§ **What is asked**
Transcribe the full listing exactly, and drop every picture.

= = =

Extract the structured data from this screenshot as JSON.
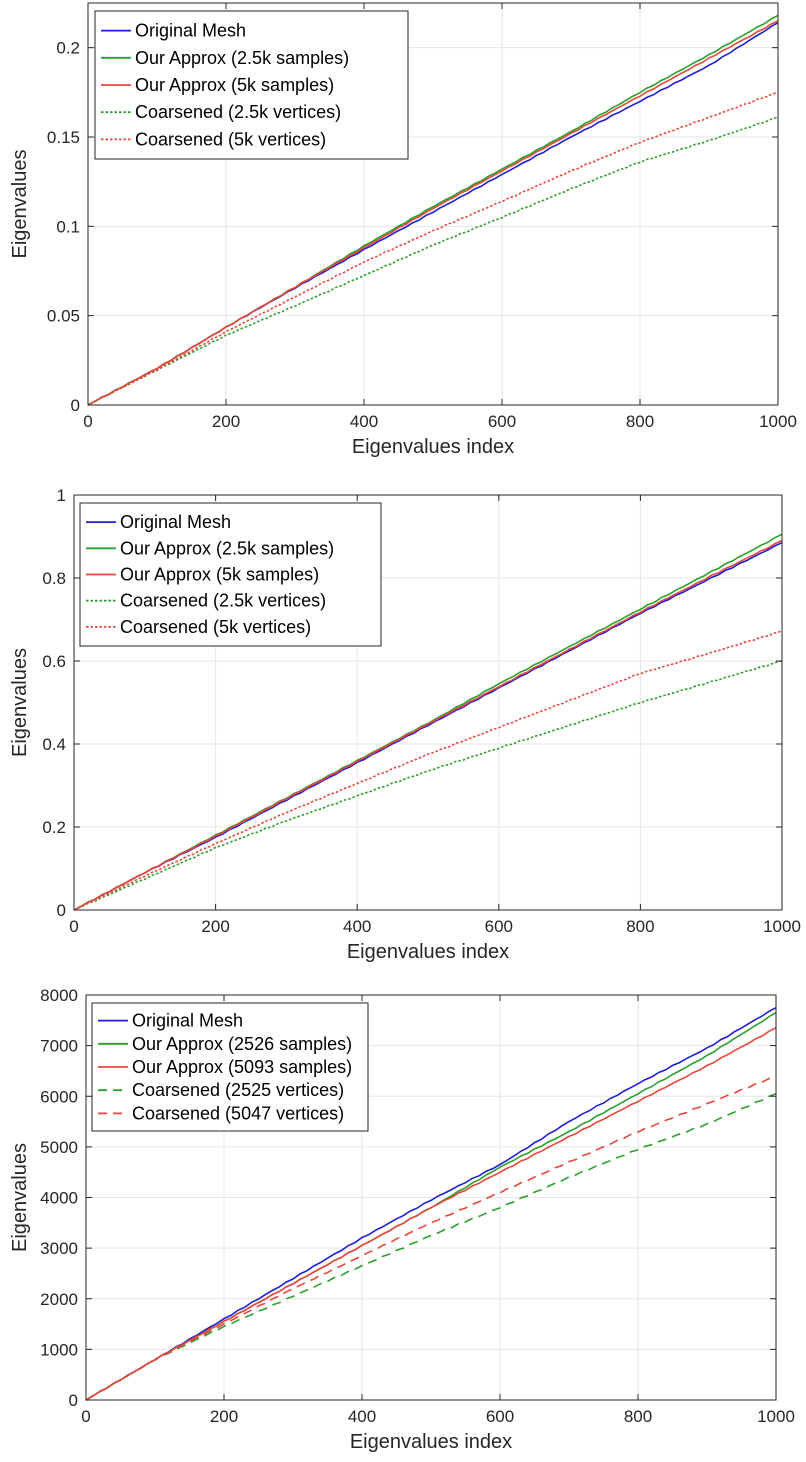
{
  "chart_data": [
    {
      "type": "line",
      "xlabel": "Eigenvalues index",
      "ylabel": "Eigenvalues",
      "xlim": [
        0,
        1000
      ],
      "ylim": [
        0,
        0.225
      ],
      "xticks": [
        "0",
        "200",
        "400",
        "600",
        "800",
        "1000"
      ],
      "yticks": [
        "0",
        "0.05",
        "0.1",
        "0.15",
        "0.2"
      ],
      "grid": true,
      "legend_position": "top-left",
      "series": [
        {
          "name": "Original Mesh",
          "color": "#1f1fd8",
          "style": "solid",
          "x": [
            0,
            100,
            200,
            300,
            400,
            500,
            600,
            700,
            800,
            900,
            1000
          ],
          "y": [
            0,
            0.0205,
            0.0435,
            0.0655,
            0.087,
            0.108,
            0.129,
            0.15,
            0.17,
            0.19,
            0.214
          ]
        },
        {
          "name": "Our Approx (2.5k samples)",
          "color": "#2ca02c",
          "style": "solid",
          "x": [
            0,
            100,
            200,
            300,
            400,
            500,
            600,
            700,
            800,
            900,
            1000
          ],
          "y": [
            0,
            0.0205,
            0.0435,
            0.066,
            0.089,
            0.111,
            0.132,
            0.153,
            0.175,
            0.196,
            0.218
          ]
        },
        {
          "name": "Our Approx (5k samples)",
          "color": "#e8473a",
          "style": "solid",
          "x": [
            0,
            100,
            200,
            300,
            400,
            500,
            600,
            700,
            800,
            900,
            1000
          ],
          "y": [
            0,
            0.0205,
            0.0435,
            0.066,
            0.088,
            0.11,
            0.131,
            0.152,
            0.173,
            0.194,
            0.215
          ]
        },
        {
          "name": "Coarsened (2.5k vertices)",
          "color": "#2ca02c",
          "style": "dotted",
          "x": [
            0,
            100,
            200,
            300,
            400,
            500,
            600,
            700,
            800,
            900,
            1000
          ],
          "y": [
            0,
            0.0195,
            0.039,
            0.0555,
            0.0725,
            0.0895,
            0.105,
            0.121,
            0.136,
            0.148,
            0.161
          ]
        },
        {
          "name": "Coarsened (5k vertices)",
          "color": "#e8473a",
          "style": "dotted",
          "x": [
            0,
            100,
            200,
            300,
            400,
            500,
            600,
            700,
            800,
            900,
            1000
          ],
          "y": [
            0,
            0.0198,
            0.041,
            0.0605,
            0.08,
            0.0975,
            0.114,
            0.131,
            0.147,
            0.161,
            0.175
          ]
        }
      ]
    },
    {
      "type": "line",
      "xlabel": "Eigenvalues index",
      "ylabel": "Eigenvalues",
      "xlim": [
        0,
        1000
      ],
      "ylim": [
        0,
        1
      ],
      "xticks": [
        "0",
        "200",
        "400",
        "600",
        "800",
        "1000"
      ],
      "yticks": [
        "0",
        "0.2",
        "0.4",
        "0.6",
        "0.8",
        "1"
      ],
      "grid": true,
      "legend_position": "top-left",
      "series": [
        {
          "name": "Original Mesh",
          "color": "#1f1fd8",
          "style": "solid",
          "x": [
            0,
            100,
            200,
            300,
            400,
            500,
            600,
            700,
            800,
            900,
            1000
          ],
          "y": [
            0,
            0.09,
            0.175,
            0.265,
            0.355,
            0.445,
            0.535,
            0.625,
            0.715,
            0.8,
            0.885
          ]
        },
        {
          "name": "Our Approx (2.5k samples)",
          "color": "#2ca02c",
          "style": "solid",
          "x": [
            0,
            100,
            200,
            300,
            400,
            500,
            600,
            700,
            800,
            900,
            1000
          ],
          "y": [
            0,
            0.09,
            0.18,
            0.27,
            0.36,
            0.45,
            0.545,
            0.635,
            0.725,
            0.815,
            0.905
          ]
        },
        {
          "name": "Our Approx (5k samples)",
          "color": "#e8473a",
          "style": "solid",
          "x": [
            0,
            100,
            200,
            300,
            400,
            500,
            600,
            700,
            800,
            900,
            1000
          ],
          "y": [
            0,
            0.09,
            0.178,
            0.268,
            0.358,
            0.448,
            0.538,
            0.628,
            0.718,
            0.805,
            0.89
          ]
        },
        {
          "name": "Coarsened (2.5k vertices)",
          "color": "#2ca02c",
          "style": "dotted",
          "x": [
            0,
            100,
            200,
            300,
            400,
            500,
            600,
            700,
            800,
            900,
            1000
          ],
          "y": [
            0,
            0.075,
            0.15,
            0.215,
            0.275,
            0.335,
            0.39,
            0.445,
            0.5,
            0.55,
            0.6
          ]
        },
        {
          "name": "Coarsened (5k vertices)",
          "color": "#e8473a",
          "style": "dotted",
          "x": [
            0,
            100,
            200,
            300,
            400,
            500,
            600,
            700,
            800,
            900,
            1000
          ],
          "y": [
            0,
            0.082,
            0.16,
            0.235,
            0.305,
            0.375,
            0.44,
            0.505,
            0.57,
            0.62,
            0.672
          ]
        }
      ]
    },
    {
      "type": "line",
      "xlabel": "Eigenvalues index",
      "ylabel": "Eigenvalues",
      "xlim": [
        0,
        1000
      ],
      "ylim": [
        0,
        8000
      ],
      "xticks": [
        "0",
        "200",
        "400",
        "600",
        "800",
        "1000"
      ],
      "yticks": [
        "0",
        "1000",
        "2000",
        "3000",
        "4000",
        "5000",
        "6000",
        "7000",
        "8000"
      ],
      "grid": true,
      "legend_position": "top-left",
      "series": [
        {
          "name": "Original Mesh",
          "color": "#1f1fd8",
          "style": "solid",
          "x": [
            0,
            100,
            200,
            300,
            400,
            500,
            600,
            700,
            800,
            900,
            1000
          ],
          "y": [
            0,
            800,
            1600,
            2400,
            3200,
            3950,
            4650,
            5500,
            6250,
            6950,
            7750
          ]
        },
        {
          "name": "Our Approx (2526 samples)",
          "color": "#2ca02c",
          "style": "solid",
          "x": [
            0,
            100,
            200,
            300,
            400,
            500,
            600,
            700,
            800,
            900,
            1000
          ],
          "y": [
            0,
            800,
            1550,
            2300,
            3050,
            3800,
            4600,
            5300,
            6050,
            6800,
            7650
          ]
        },
        {
          "name": "Our Approx (5093 samples)",
          "color": "#e8473a",
          "style": "solid",
          "x": [
            0,
            100,
            200,
            300,
            400,
            500,
            600,
            700,
            800,
            900,
            1000
          ],
          "y": [
            0,
            800,
            1550,
            2300,
            3050,
            3800,
            4500,
            5200,
            5900,
            6600,
            7350
          ]
        },
        {
          "name": "Coarsened (2525 vertices)",
          "color": "#2ca02c",
          "style": "dashed",
          "x": [
            0,
            100,
            200,
            300,
            400,
            500,
            600,
            700,
            800,
            900,
            1000
          ],
          "y": [
            0,
            800,
            1450,
            2050,
            2650,
            3250,
            3800,
            4400,
            4950,
            5450,
            6050
          ]
        },
        {
          "name": "Coarsened (5047 vertices)",
          "color": "#e8473a",
          "style": "dashed",
          "x": [
            0,
            100,
            200,
            300,
            400,
            500,
            600,
            700,
            800,
            900,
            1000
          ],
          "y": [
            0,
            800,
            1500,
            2200,
            2850,
            3500,
            4100,
            4700,
            5300,
            5850,
            6400
          ]
        }
      ]
    }
  ]
}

= = =

§ **In response**
Extract the structured data from this screenshot as JSON.
{
  "chart_data": [
    {
      "type": "line",
      "xlabel": "Eigenvalues index",
      "ylabel": "Eigenvalues",
      "xlim": [
        0,
        1000
      ],
      "ylim": [
        0,
        0.225
      ],
      "xticks": [
        "0",
        "200",
        "400",
        "600",
        "800",
        "1000"
      ],
      "yticks": [
        "0",
        "0.05",
        "0.1",
        "0.15",
        "0.2"
      ],
      "grid": true,
      "legend_position": "top-left",
      "series": [
        {
          "name": "Original Mesh",
          "color": "#1f1fd8",
          "style": "solid",
          "x": [
            0,
            100,
            200,
            300,
            400,
            500,
            600,
            700,
            800,
            900,
            1000
          ],
          "y": [
            0,
            0.0205,
            0.0435,
            0.0655,
            0.087,
            0.108,
            0.129,
            0.15,
            0.17,
            0.19,
            0.214
          ]
        },
        {
          "name": "Our Approx (2.5k samples)",
          "color": "#2ca02c",
          "style": "solid",
          "x": [
            0,
            100,
            200,
            300,
            400,
            500,
            600,
            700,
            800,
            900,
            1000
          ],
          "y": [
            0,
            0.0205,
            0.0435,
            0.066,
            0.089,
            0.111,
            0.132,
            0.153,
            0.175,
            0.196,
            0.218
          ]
        },
        {
          "name": "Our Approx (5k samples)",
          "color": "#e8473a",
          "style": "solid",
          "x": [
            0,
            100,
            200,
            300,
            400,
            500,
            600,
            700,
            800,
            900,
            1000
          ],
          "y": [
            0,
            0.0205,
            0.0435,
            0.066,
            0.088,
            0.11,
            0.131,
            0.152,
            0.173,
            0.194,
            0.215
          ]
        },
        {
          "name": "Coarsened (2.5k vertices)",
          "color": "#2ca02c",
          "style": "dotted",
          "x": [
            0,
            100,
            200,
            300,
            400,
            500,
            600,
            700,
            800,
            900,
            1000
          ],
          "y": [
            0,
            0.0195,
            0.039,
            0.0555,
            0.0725,
            0.0895,
            0.105,
            0.121,
            0.136,
            0.148,
            0.161
          ]
        },
        {
          "name": "Coarsened (5k vertices)",
          "color": "#e8473a",
          "style": "dotted",
          "x": [
            0,
            100,
            200,
            300,
            400,
            500,
            600,
            700,
            800,
            900,
            1000
          ],
          "y": [
            0,
            0.0198,
            0.041,
            0.0605,
            0.08,
            0.0975,
            0.114,
            0.131,
            0.147,
            0.161,
            0.175
          ]
        }
      ]
    },
    {
      "type": "line",
      "xlabel": "Eigenvalues index",
      "ylabel": "Eigenvalues",
      "xlim": [
        0,
        1000
      ],
      "ylim": [
        0,
        1
      ],
      "xticks": [
        "0",
        "200",
        "400",
        "600",
        "800",
        "1000"
      ],
      "yticks": [
        "0",
        "0.2",
        "0.4",
        "0.6",
        "0.8",
        "1"
      ],
      "grid": true,
      "legend_position": "top-left",
      "series": [
        {
          "name": "Original Mesh",
          "color": "#1f1fd8",
          "style": "solid",
          "x": [
            0,
            100,
            200,
            300,
            400,
            500,
            600,
            700,
            800,
            900,
            1000
          ],
          "y": [
            0,
            0.09,
            0.175,
            0.265,
            0.355,
            0.445,
            0.535,
            0.625,
            0.715,
            0.8,
            0.885
          ]
        },
        {
          "name": "Our Approx (2.5k samples)",
          "color": "#2ca02c",
          "style": "solid",
          "x": [
            0,
            100,
            200,
            300,
            400,
            500,
            600,
            700,
            800,
            900,
            1000
          ],
          "y": [
            0,
            0.09,
            0.18,
            0.27,
            0.36,
            0.45,
            0.545,
            0.635,
            0.725,
            0.815,
            0.905
          ]
        },
        {
          "name": "Our Approx (5k samples)",
          "color": "#e8473a",
          "style": "solid",
          "x": [
            0,
            100,
            200,
            300,
            400,
            500,
            600,
            700,
            800,
            900,
            1000
          ],
          "y": [
            0,
            0.09,
            0.178,
            0.268,
            0.358,
            0.448,
            0.538,
            0.628,
            0.718,
            0.805,
            0.89
          ]
        },
        {
          "name": "Coarsened (2.5k vertices)",
          "color": "#2ca02c",
          "style": "dotted",
          "x": [
            0,
            100,
            200,
            300,
            400,
            500,
            600,
            700,
            800,
            900,
            1000
          ],
          "y": [
            0,
            0.075,
            0.15,
            0.215,
            0.275,
            0.335,
            0.39,
            0.445,
            0.5,
            0.55,
            0.6
          ]
        },
        {
          "name": "Coarsened (5k vertices)",
          "color": "#e8473a",
          "style": "dotted",
          "x": [
            0,
            100,
            200,
            300,
            400,
            500,
            600,
            700,
            800,
            900,
            1000
          ],
          "y": [
            0,
            0.082,
            0.16,
            0.235,
            0.305,
            0.375,
            0.44,
            0.505,
            0.57,
            0.62,
            0.672
          ]
        }
      ]
    },
    {
      "type": "line",
      "xlabel": "Eigenvalues index",
      "ylabel": "Eigenvalues",
      "xlim": [
        0,
        1000
      ],
      "ylim": [
        0,
        8000
      ],
      "xticks": [
        "0",
        "200",
        "400",
        "600",
        "800",
        "1000"
      ],
      "yticks": [
        "0",
        "1000",
        "2000",
        "3000",
        "4000",
        "5000",
        "6000",
        "7000",
        "8000"
      ],
      "grid": true,
      "legend_position": "top-left",
      "series": [
        {
          "name": "Original Mesh",
          "color": "#1f1fd8",
          "style": "solid",
          "x": [
            0,
            100,
            200,
            300,
            400,
            500,
            600,
            700,
            800,
            900,
            1000
          ],
          "y": [
            0,
            800,
            1600,
            2400,
            3200,
            3950,
            4650,
            5500,
            6250,
            6950,
            7750
          ]
        },
        {
          "name": "Our Approx (2526 samples)",
          "color": "#2ca02c",
          "style": "solid",
          "x": [
            0,
            100,
            200,
            300,
            400,
            500,
            600,
            700,
            800,
            900,
            1000
          ],
          "y": [
            0,
            800,
            1550,
            2300,
            3050,
            3800,
            4600,
            5300,
            6050,
            6800,
            7650
          ]
        },
        {
          "name": "Our Approx (5093 samples)",
          "color": "#e8473a",
          "style": "solid",
          "x": [
            0,
            100,
            200,
            300,
            400,
            500,
            600,
            700,
            800,
            900,
            1000
          ],
          "y": [
            0,
            800,
            1550,
            2300,
            3050,
            3800,
            4500,
            5200,
            5900,
            6600,
            7350
          ]
        },
        {
          "name": "Coarsened (2525 vertices)",
          "color": "#2ca02c",
          "style": "dashed",
          "x": [
            0,
            100,
            200,
            300,
            400,
            500,
            600,
            700,
            800,
            900,
            1000
          ],
          "y": [
            0,
            800,
            1450,
            2050,
            2650,
            3250,
            3800,
            4400,
            4950,
            5450,
            6050
          ]
        },
        {
          "name": "Coarsened (5047 vertices)",
          "color": "#e8473a",
          "style": "dashed",
          "x": [
            0,
            100,
            200,
            300,
            400,
            500,
            600,
            700,
            800,
            900,
            1000
          ],
          "y": [
            0,
            800,
            1500,
            2200,
            2850,
            3500,
            4100,
            4700,
            5300,
            5850,
            6400
          ]
        }
      ]
    }
  ]
}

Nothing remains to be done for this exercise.